◆ **Extracted data**:
---+---

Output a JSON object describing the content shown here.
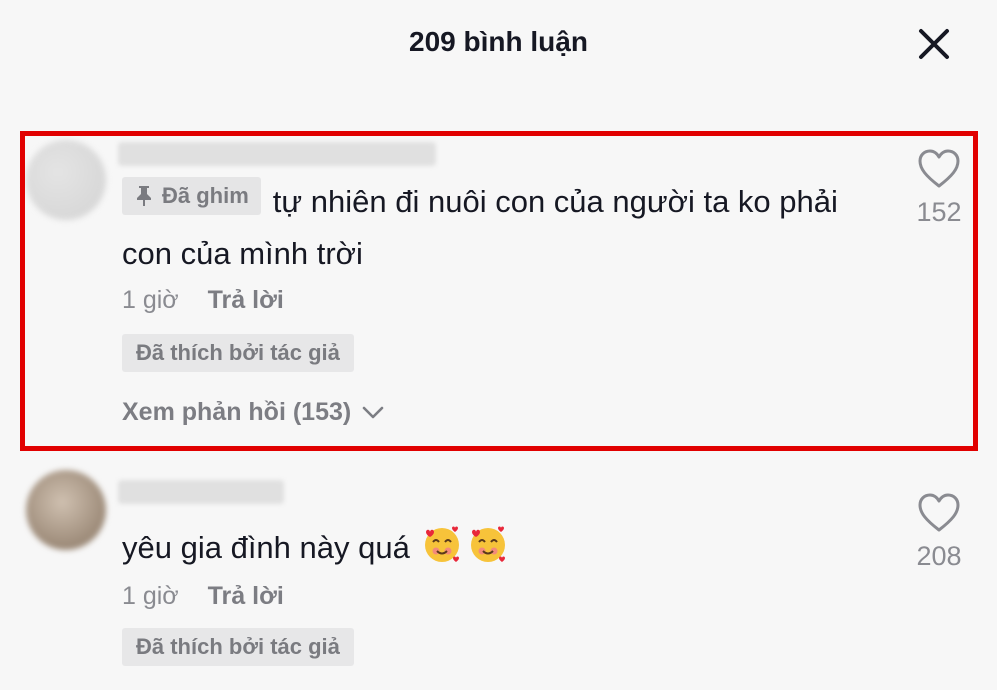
{
  "header": {
    "title": "209 bình luận",
    "close_icon": "close-icon"
  },
  "comments": [
    {
      "pinned_label": "Đã ghim",
      "text": "tự nhiên đi nuôi con của người ta ko phải con của mình trời",
      "time": "1 giờ",
      "reply_label": "Trả lời",
      "liked_by_author": "Đã thích bởi tác giả",
      "view_replies": "Xem phản hồi (153)",
      "like_count": "152"
    },
    {
      "text": "yêu gia đình này quá",
      "emojis": [
        "smiling-face-with-hearts",
        "smiling-face-with-hearts"
      ],
      "time": "1 giờ",
      "reply_label": "Trả lời",
      "liked_by_author": "Đã thích bởi tác giả",
      "like_count": "208"
    }
  ],
  "colors": {
    "highlight": "#e10000",
    "background": "#f7f7f7",
    "text": "#161823",
    "muted": "#8a8b91"
  }
}
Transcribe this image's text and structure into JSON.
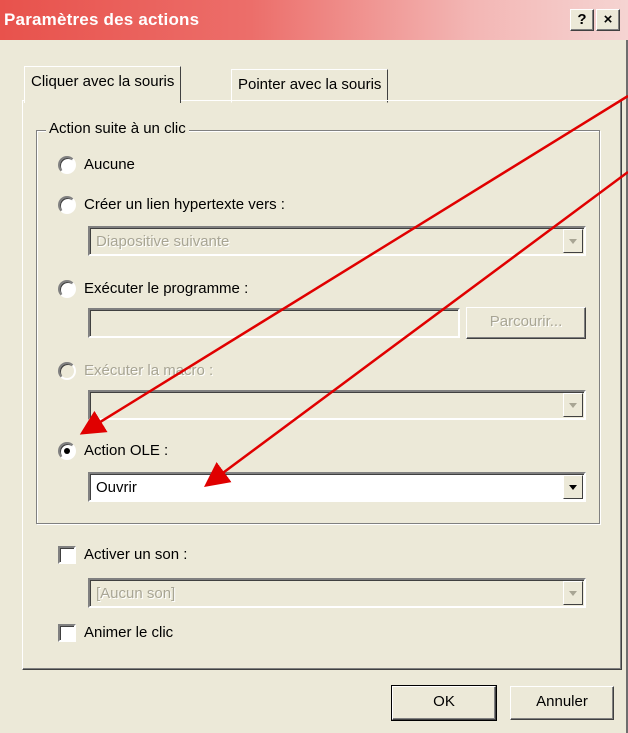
{
  "window": {
    "title": "Paramètres des actions",
    "help_label": "?",
    "close_label": "×"
  },
  "tabs": [
    {
      "label": "Cliquer avec la souris",
      "active": true
    },
    {
      "label": "Pointer avec la souris",
      "active": false
    }
  ],
  "group": {
    "legend": "Action suite à un clic"
  },
  "options": {
    "none_label": "Aucune",
    "hyperlink_label": "Créer un lien hypertexte vers :",
    "hyperlink_value": "Diapositive suivante",
    "program_label": "Exécuter le programme :",
    "program_value": "",
    "browse_label": "Parcourir...",
    "macro_label": "Exécuter la macro :",
    "macro_value": "",
    "ole_label": "Action OLE :",
    "ole_value": "Ouvrir",
    "selected": "ole"
  },
  "sound": {
    "label": "Activer un son :",
    "value": "[Aucun son]",
    "checked": false
  },
  "animate": {
    "label": "Animer le clic",
    "checked": false
  },
  "buttons": {
    "ok": "OK",
    "cancel": "Annuler"
  },
  "colors": {
    "title_gradient_start": "#e8524c",
    "dialog_bg": "#ece9d8",
    "annotation_arrow": "#e00000"
  }
}
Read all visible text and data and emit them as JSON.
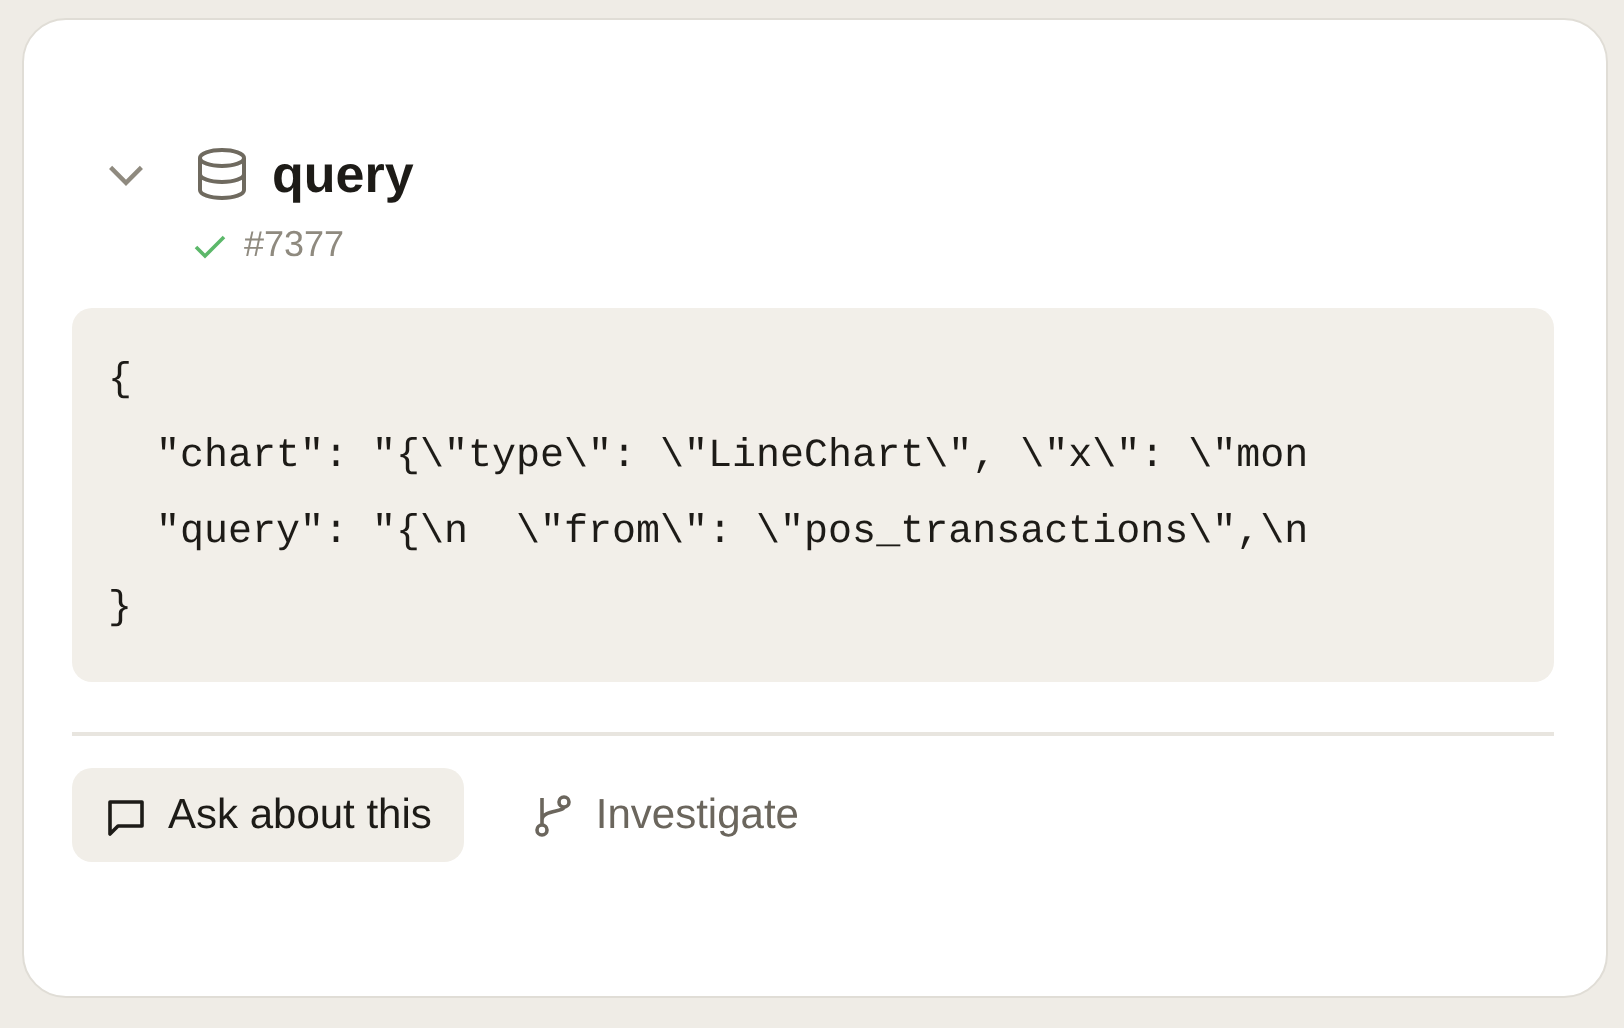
{
  "step": {
    "title": "query",
    "expanded": true,
    "succeeded": true,
    "run_id": "#7377"
  },
  "code_lines": [
    "{",
    "  \"chart\": \"{\\\"type\\\": \\\"LineChart\\\", \\\"x\\\": \\\"mon",
    "  \"query\": \"{\\n  \\\"from\\\": \\\"pos_transactions\\\",\\n",
    "}"
  ],
  "actions": [
    {
      "label": "Ask about this",
      "kind": "primary"
    },
    {
      "label": "Investigate",
      "kind": "secondary"
    }
  ]
}
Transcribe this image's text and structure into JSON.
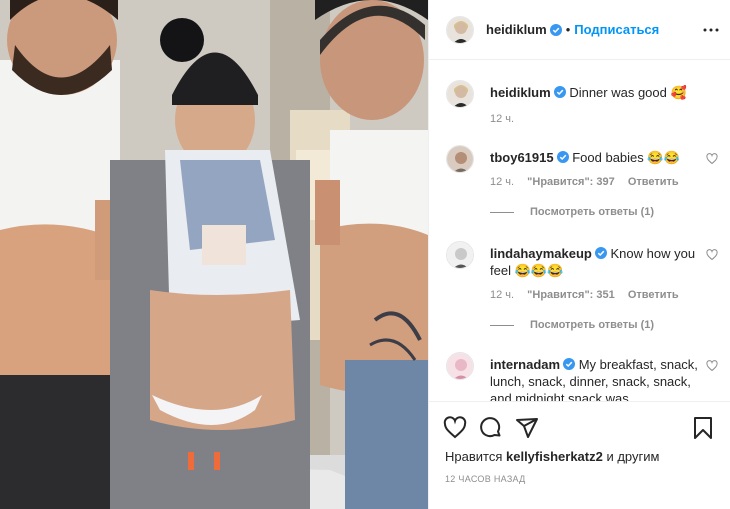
{
  "header": {
    "username": "heidiklum",
    "separator": "•",
    "follow_label": "Подписаться"
  },
  "caption": {
    "username": "heidiklum",
    "text": "Dinner was good 🥰",
    "time": "12 ч."
  },
  "comments": [
    {
      "username": "tboy61915",
      "text": "Food babies 😂😂",
      "time": "12 ч.",
      "likes": "\"Нравится\": 397",
      "reply_label": "Ответить",
      "view_replies": "Посмотреть ответы (1)"
    },
    {
      "username": "lindahaymakeup",
      "text": "Know how you feel 😂😂😂",
      "time": "12 ч.",
      "likes": "\"Нравится\": 351",
      "reply_label": "Ответить",
      "view_replies": "Посмотреть ответы (1)"
    },
    {
      "username": "internadam",
      "text": "My breakfast, snack, lunch, snack, dinner, snack, snack, and midnight snack was"
    }
  ],
  "likes_line": {
    "prefix": "Нравится",
    "user": "kellyfisherkatz2",
    "suffix": "и другим"
  },
  "timestamp": "12 ЧАСОВ НАЗАД",
  "colors": {
    "accent": "#0095f6",
    "verified": "#3897f0",
    "muted": "#8e8e8e",
    "text": "#262626"
  },
  "icons": [
    "more-options-icon",
    "verified-badge-icon",
    "like-icon",
    "comment-icon",
    "share-icon",
    "save-icon"
  ]
}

---+---

◆ **Direction**:
Working from the lines above, reproduce the material exactly and exclude its pictures.

◆ **Solution to this task**:
Output a JSON object describing the content shown here.
{
  "header": {
    "title": "209 bình luận",
    "close_icon": "close-icon"
  },
  "comments": [
    {
      "pinned_label": "Đã ghim",
      "text": "tự nhiên đi nuôi con của người ta ko phải con của mình trời",
      "time": "1 giờ",
      "reply_label": "Trả lời",
      "liked_by_author": "Đã thích bởi tác giả",
      "view_replies": "Xem phản hồi (153)",
      "like_count": "152"
    },
    {
      "text": "yêu gia đình này quá",
      "emojis": [
        "smiling-face-with-hearts",
        "smiling-face-with-hearts"
      ],
      "time": "1 giờ",
      "reply_label": "Trả lời",
      "liked_by_author": "Đã thích bởi tác giả",
      "like_count": "208"
    }
  ],
  "colors": {
    "highlight": "#e10000",
    "background": "#f7f7f7",
    "text": "#161823",
    "muted": "#8a8b91"
  }
}
Transcribe this image's text and structure into JSON.
{
  "window": {
    "title": "Paramètres des actions",
    "help_label": "?",
    "close_label": "×"
  },
  "tabs": [
    {
      "label": "Cliquer avec la souris",
      "active": true
    },
    {
      "label": "Pointer avec la souris",
      "active": false
    }
  ],
  "group": {
    "legend": "Action suite à un clic"
  },
  "options": {
    "none_label": "Aucune",
    "hyperlink_label": "Créer un lien hypertexte vers :",
    "hyperlink_value": "Diapositive suivante",
    "program_label": "Exécuter le programme :",
    "program_value": "",
    "browse_label": "Parcourir...",
    "macro_label": "Exécuter la macro :",
    "macro_value": "",
    "ole_label": "Action OLE :",
    "ole_value": "Ouvrir",
    "selected": "ole"
  },
  "sound": {
    "label": "Activer un son :",
    "value": "[Aucun son]",
    "checked": false
  },
  "animate": {
    "label": "Animer le clic",
    "checked": false
  },
  "buttons": {
    "ok": "OK",
    "cancel": "Annuler"
  },
  "colors": {
    "title_gradient_start": "#e8524c",
    "dialog_bg": "#ece9d8",
    "annotation_arrow": "#e00000"
  }
}
Read all visible text and data and emit them as JSON.
{
  "step": {
    "title": "query",
    "expanded": true,
    "succeeded": true,
    "run_id": "#7377"
  },
  "code_lines": [
    "{",
    "  \"chart\": \"{\\\"type\\\": \\\"LineChart\\\", \\\"x\\\": \\\"mon",
    "  \"query\": \"{\\n  \\\"from\\\": \\\"pos_transactions\\\",\\n",
    "}"
  ],
  "actions": [
    {
      "label": "Ask about this",
      "kind": "primary"
    },
    {
      "label": "Investigate",
      "kind": "secondary"
    }
  ]
}
Transcribe this image's text and structure into JSON.
{
  "header": {
    "username": "heidiklum",
    "separator": "•",
    "follow_label": "Подписаться"
  },
  "caption": {
    "username": "heidiklum",
    "text": "Dinner was good 🥰",
    "time": "12 ч."
  },
  "comments": [
    {
      "username": "tboy61915",
      "text": "Food babies 😂😂",
      "time": "12 ч.",
      "likes": "\"Нравится\": 397",
      "reply_label": "Ответить",
      "view_replies": "Посмотреть ответы (1)"
    },
    {
      "username": "lindahaymakeup",
      "text": "Know how you feel 😂😂😂",
      "time": "12 ч.",
      "likes": "\"Нравится\": 351",
      "reply_label": "Ответить",
      "view_replies": "Посмотреть ответы (1)"
    },
    {
      "username": "internadam",
      "text": "My breakfast, snack, lunch, snack, dinner, snack, snack, and midnight snack was"
    }
  ],
  "likes_line": {
    "prefix": "Нравится",
    "user": "kellyfisherkatz2",
    "suffix": "и другим"
  },
  "timestamp": "12 ЧАСОВ НАЗАД",
  "colors": {
    "accent": "#0095f6",
    "verified": "#3897f0",
    "muted": "#8e8e8e",
    "text": "#262626"
  },
  "icons": [
    "more-options-icon",
    "verified-badge-icon",
    "like-icon",
    "comment-icon",
    "share-icon",
    "save-icon"
  ]
}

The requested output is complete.